## WHAT IS REQUIRED:
Reproduce each line that includes the word "Power".

## Extracts from a graphics dataset:
● ● ● ● ●
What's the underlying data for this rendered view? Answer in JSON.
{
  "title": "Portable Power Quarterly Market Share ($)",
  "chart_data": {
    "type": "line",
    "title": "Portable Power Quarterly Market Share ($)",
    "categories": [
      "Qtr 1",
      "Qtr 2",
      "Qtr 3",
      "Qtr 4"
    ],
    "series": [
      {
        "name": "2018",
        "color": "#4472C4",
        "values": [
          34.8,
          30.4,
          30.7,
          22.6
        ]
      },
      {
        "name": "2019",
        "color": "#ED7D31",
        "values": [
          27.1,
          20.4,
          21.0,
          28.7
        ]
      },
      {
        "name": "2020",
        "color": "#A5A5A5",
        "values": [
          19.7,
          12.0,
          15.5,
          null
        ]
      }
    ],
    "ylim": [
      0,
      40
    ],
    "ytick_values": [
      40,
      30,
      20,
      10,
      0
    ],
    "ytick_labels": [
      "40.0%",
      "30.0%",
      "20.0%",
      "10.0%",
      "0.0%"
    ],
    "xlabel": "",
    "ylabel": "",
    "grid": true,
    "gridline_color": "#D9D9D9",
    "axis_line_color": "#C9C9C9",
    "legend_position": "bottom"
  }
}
● ● ● ● ●
## SOLVED PROBLEM:
  "title": "Portable Power Quarterly Market Share ($)",
    "title": "Portable Power Quarterly Market Share ($)",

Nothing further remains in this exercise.